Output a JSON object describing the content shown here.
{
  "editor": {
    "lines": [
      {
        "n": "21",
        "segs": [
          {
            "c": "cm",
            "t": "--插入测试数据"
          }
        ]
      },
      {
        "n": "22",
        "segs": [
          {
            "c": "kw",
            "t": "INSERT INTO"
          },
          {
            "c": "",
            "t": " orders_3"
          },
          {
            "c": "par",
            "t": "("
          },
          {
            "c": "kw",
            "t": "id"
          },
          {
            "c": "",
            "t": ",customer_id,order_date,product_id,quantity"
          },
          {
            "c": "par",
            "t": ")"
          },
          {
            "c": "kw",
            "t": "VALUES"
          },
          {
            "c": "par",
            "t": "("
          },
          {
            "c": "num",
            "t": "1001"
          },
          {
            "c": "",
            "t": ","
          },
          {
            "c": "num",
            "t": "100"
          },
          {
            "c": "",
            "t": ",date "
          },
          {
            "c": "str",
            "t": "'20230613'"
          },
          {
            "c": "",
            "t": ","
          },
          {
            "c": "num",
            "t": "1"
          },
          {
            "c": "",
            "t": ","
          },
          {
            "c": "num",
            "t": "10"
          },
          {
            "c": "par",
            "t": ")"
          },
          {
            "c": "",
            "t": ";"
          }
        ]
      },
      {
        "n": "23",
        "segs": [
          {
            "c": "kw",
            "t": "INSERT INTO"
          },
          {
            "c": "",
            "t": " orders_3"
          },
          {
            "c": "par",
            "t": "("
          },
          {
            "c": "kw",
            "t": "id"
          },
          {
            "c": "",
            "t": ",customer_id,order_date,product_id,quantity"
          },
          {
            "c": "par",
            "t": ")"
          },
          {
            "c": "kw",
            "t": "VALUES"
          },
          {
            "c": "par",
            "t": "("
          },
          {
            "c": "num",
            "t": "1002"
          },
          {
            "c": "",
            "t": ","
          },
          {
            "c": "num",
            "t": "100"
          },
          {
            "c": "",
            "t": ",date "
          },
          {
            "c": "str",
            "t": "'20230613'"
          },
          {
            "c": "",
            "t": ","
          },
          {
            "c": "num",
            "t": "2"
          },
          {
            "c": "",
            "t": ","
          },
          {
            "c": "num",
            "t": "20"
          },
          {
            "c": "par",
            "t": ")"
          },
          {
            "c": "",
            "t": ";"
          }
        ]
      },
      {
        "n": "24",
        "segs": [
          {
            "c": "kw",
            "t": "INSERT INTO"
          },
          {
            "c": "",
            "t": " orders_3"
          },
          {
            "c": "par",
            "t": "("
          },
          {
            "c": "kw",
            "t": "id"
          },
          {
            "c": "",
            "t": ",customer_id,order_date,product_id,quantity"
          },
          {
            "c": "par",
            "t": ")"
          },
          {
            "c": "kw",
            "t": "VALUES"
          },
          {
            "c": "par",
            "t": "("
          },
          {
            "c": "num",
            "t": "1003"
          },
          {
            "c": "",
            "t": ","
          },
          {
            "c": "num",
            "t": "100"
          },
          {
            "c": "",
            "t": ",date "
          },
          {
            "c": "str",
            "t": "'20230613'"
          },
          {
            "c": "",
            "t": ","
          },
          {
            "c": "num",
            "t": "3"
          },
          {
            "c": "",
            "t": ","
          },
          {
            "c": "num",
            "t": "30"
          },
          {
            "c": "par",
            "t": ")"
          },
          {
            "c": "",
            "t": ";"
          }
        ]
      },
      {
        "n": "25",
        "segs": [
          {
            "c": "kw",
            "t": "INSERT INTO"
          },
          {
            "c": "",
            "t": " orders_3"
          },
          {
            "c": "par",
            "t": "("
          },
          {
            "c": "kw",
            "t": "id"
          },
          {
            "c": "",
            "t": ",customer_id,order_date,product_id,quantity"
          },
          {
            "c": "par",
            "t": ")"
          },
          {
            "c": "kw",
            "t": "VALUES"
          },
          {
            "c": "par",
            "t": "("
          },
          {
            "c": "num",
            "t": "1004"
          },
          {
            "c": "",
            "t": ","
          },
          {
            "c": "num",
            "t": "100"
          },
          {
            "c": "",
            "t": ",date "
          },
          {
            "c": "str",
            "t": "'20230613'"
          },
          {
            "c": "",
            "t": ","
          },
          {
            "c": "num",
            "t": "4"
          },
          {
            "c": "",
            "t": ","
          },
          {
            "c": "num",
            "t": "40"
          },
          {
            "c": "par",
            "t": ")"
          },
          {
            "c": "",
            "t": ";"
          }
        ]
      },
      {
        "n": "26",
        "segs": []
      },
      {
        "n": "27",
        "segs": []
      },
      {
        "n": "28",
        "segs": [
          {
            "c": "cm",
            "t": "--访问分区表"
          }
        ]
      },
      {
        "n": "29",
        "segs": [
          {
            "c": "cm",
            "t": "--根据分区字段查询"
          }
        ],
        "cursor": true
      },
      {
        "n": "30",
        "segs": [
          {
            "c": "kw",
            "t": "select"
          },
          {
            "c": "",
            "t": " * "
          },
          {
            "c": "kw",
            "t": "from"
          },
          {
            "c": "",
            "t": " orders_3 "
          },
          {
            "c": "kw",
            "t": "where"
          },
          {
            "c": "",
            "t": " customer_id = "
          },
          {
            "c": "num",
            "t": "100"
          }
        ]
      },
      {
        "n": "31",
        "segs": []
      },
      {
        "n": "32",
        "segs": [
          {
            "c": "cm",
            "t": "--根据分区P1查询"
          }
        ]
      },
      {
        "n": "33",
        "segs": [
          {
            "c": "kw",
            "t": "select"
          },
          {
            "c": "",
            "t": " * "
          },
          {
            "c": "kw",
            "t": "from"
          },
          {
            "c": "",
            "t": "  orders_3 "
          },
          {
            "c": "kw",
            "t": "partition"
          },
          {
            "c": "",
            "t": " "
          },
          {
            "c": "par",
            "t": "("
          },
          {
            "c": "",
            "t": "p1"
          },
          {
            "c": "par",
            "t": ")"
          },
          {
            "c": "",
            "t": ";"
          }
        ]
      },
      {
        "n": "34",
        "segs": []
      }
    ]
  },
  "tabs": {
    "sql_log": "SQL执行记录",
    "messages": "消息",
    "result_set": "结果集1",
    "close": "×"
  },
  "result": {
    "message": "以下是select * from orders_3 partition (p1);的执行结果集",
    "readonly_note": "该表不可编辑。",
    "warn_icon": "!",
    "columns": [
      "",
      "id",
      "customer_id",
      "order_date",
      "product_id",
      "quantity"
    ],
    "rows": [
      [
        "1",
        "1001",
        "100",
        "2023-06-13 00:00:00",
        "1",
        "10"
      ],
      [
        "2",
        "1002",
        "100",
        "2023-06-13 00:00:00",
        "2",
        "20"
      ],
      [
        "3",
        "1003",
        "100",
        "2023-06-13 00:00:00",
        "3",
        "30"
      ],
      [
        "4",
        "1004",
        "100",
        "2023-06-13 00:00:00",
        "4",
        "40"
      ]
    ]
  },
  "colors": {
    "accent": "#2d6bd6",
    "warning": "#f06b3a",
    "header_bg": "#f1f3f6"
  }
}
-*-
## Required task
Extract every record. Keep wording exact.

## Task solution
Output a JSON object describing the content shown here.
{
  "editor": {
    "lines": [
      {
        "n": "21",
        "segs": [
          {
            "c": "cm",
            "t": "--插入测试数据"
          }
        ]
      },
      {
        "n": "22",
        "segs": [
          {
            "c": "kw",
            "t": "INSERT INTO"
          },
          {
            "c": "",
            "t": " orders_3"
          },
          {
            "c": "par",
            "t": "("
          },
          {
            "c": "kw",
            "t": "id"
          },
          {
            "c": "",
            "t": ",customer_id,order_date,product_id,quantity"
          },
          {
            "c": "par",
            "t": ")"
          },
          {
            "c": "kw",
            "t": "VALUES"
          },
          {
            "c": "par",
            "t": "("
          },
          {
            "c": "num",
            "t": "1001"
          },
          {
            "c": "",
            "t": ","
          },
          {
            "c": "num",
            "t": "100"
          },
          {
            "c": "",
            "t": ",date "
          },
          {
            "c": "str",
            "t": "'20230613'"
          },
          {
            "c": "",
            "t": ","
          },
          {
            "c": "num",
            "t": "1"
          },
          {
            "c": "",
            "t": ","
          },
          {
            "c": "num",
            "t": "10"
          },
          {
            "c": "par",
            "t": ")"
          },
          {
            "c": "",
            "t": ";"
          }
        ]
      },
      {
        "n": "23",
        "segs": [
          {
            "c": "kw",
            "t": "INSERT INTO"
          },
          {
            "c": "",
            "t": " orders_3"
          },
          {
            "c": "par",
            "t": "("
          },
          {
            "c": "kw",
            "t": "id"
          },
          {
            "c": "",
            "t": ",customer_id,order_date,product_id,quantity"
          },
          {
            "c": "par",
            "t": ")"
          },
          {
            "c": "kw",
            "t": "VALUES"
          },
          {
            "c": "par",
            "t": "("
          },
          {
            "c": "num",
            "t": "1002"
          },
          {
            "c": "",
            "t": ","
          },
          {
            "c": "num",
            "t": "100"
          },
          {
            "c": "",
            "t": ",date "
          },
          {
            "c": "str",
            "t": "'20230613'"
          },
          {
            "c": "",
            "t": ","
          },
          {
            "c": "num",
            "t": "2"
          },
          {
            "c": "",
            "t": ","
          },
          {
            "c": "num",
            "t": "20"
          },
          {
            "c": "par",
            "t": ")"
          },
          {
            "c": "",
            "t": ";"
          }
        ]
      },
      {
        "n": "24",
        "segs": [
          {
            "c": "kw",
            "t": "INSERT INTO"
          },
          {
            "c": "",
            "t": " orders_3"
          },
          {
            "c": "par",
            "t": "("
          },
          {
            "c": "kw",
            "t": "id"
          },
          {
            "c": "",
            "t": ",customer_id,order_date,product_id,quantity"
          },
          {
            "c": "par",
            "t": ")"
          },
          {
            "c": "kw",
            "t": "VALUES"
          },
          {
            "c": "par",
            "t": "("
          },
          {
            "c": "num",
            "t": "1003"
          },
          {
            "c": "",
            "t": ","
          },
          {
            "c": "num",
            "t": "100"
          },
          {
            "c": "",
            "t": ",date "
          },
          {
            "c": "str",
            "t": "'20230613'"
          },
          {
            "c": "",
            "t": ","
          },
          {
            "c": "num",
            "t": "3"
          },
          {
            "c": "",
            "t": ","
          },
          {
            "c": "num",
            "t": "30"
          },
          {
            "c": "par",
            "t": ")"
          },
          {
            "c": "",
            "t": ";"
          }
        ]
      },
      {
        "n": "25",
        "segs": [
          {
            "c": "kw",
            "t": "INSERT INTO"
          },
          {
            "c": "",
            "t": " orders_3"
          },
          {
            "c": "par",
            "t": "("
          },
          {
            "c": "kw",
            "t": "id"
          },
          {
            "c": "",
            "t": ",customer_id,order_date,product_id,quantity"
          },
          {
            "c": "par",
            "t": ")"
          },
          {
            "c": "kw",
            "t": "VALUES"
          },
          {
            "c": "par",
            "t": "("
          },
          {
            "c": "num",
            "t": "1004"
          },
          {
            "c": "",
            "t": ","
          },
          {
            "c": "num",
            "t": "100"
          },
          {
            "c": "",
            "t": ",date "
          },
          {
            "c": "str",
            "t": "'20230613'"
          },
          {
            "c": "",
            "t": ","
          },
          {
            "c": "num",
            "t": "4"
          },
          {
            "c": "",
            "t": ","
          },
          {
            "c": "num",
            "t": "40"
          },
          {
            "c": "par",
            "t": ")"
          },
          {
            "c": "",
            "t": ";"
          }
        ]
      },
      {
        "n": "26",
        "segs": []
      },
      {
        "n": "27",
        "segs": []
      },
      {
        "n": "28",
        "segs": [
          {
            "c": "cm",
            "t": "--访问分区表"
          }
        ]
      },
      {
        "n": "29",
        "segs": [
          {
            "c": "cm",
            "t": "--根据分区字段查询"
          }
        ],
        "cursor": true
      },
      {
        "n": "30",
        "segs": [
          {
            "c": "kw",
            "t": "select"
          },
          {
            "c": "",
            "t": " * "
          },
          {
            "c": "kw",
            "t": "from"
          },
          {
            "c": "",
            "t": " orders_3 "
          },
          {
            "c": "kw",
            "t": "where"
          },
          {
            "c": "",
            "t": " customer_id = "
          },
          {
            "c": "num",
            "t": "100"
          }
        ]
      },
      {
        "n": "31",
        "segs": []
      },
      {
        "n": "32",
        "segs": [
          {
            "c": "cm",
            "t": "--根据分区P1查询"
          }
        ]
      },
      {
        "n": "33",
        "segs": [
          {
            "c": "kw",
            "t": "select"
          },
          {
            "c": "",
            "t": " * "
          },
          {
            "c": "kw",
            "t": "from"
          },
          {
            "c": "",
            "t": "  orders_3 "
          },
          {
            "c": "kw",
            "t": "partition"
          },
          {
            "c": "",
            "t": " "
          },
          {
            "c": "par",
            "t": "("
          },
          {
            "c": "",
            "t": "p1"
          },
          {
            "c": "par",
            "t": ")"
          },
          {
            "c": "",
            "t": ";"
          }
        ]
      },
      {
        "n": "34",
        "segs": []
      }
    ]
  },
  "tabs": {
    "sql_log": "SQL执行记录",
    "messages": "消息",
    "result_set": "结果集1",
    "close": "×"
  },
  "result": {
    "message": "以下是select * from orders_3 partition (p1);的执行结果集",
    "readonly_note": "该表不可编辑。",
    "warn_icon": "!",
    "columns": [
      "",
      "id",
      "customer_id",
      "order_date",
      "product_id",
      "quantity"
    ],
    "rows": [
      [
        "1",
        "1001",
        "100",
        "2023-06-13 00:00:00",
        "1",
        "10"
      ],
      [
        "2",
        "1002",
        "100",
        "2023-06-13 00:00:00",
        "2",
        "20"
      ],
      [
        "3",
        "1003",
        "100",
        "2023-06-13 00:00:00",
        "3",
        "30"
      ],
      [
        "4",
        "1004",
        "100",
        "2023-06-13 00:00:00",
        "4",
        "40"
      ]
    ]
  },
  "colors": {
    "accent": "#2d6bd6",
    "warning": "#f06b3a",
    "header_bg": "#f1f3f6"
  }
}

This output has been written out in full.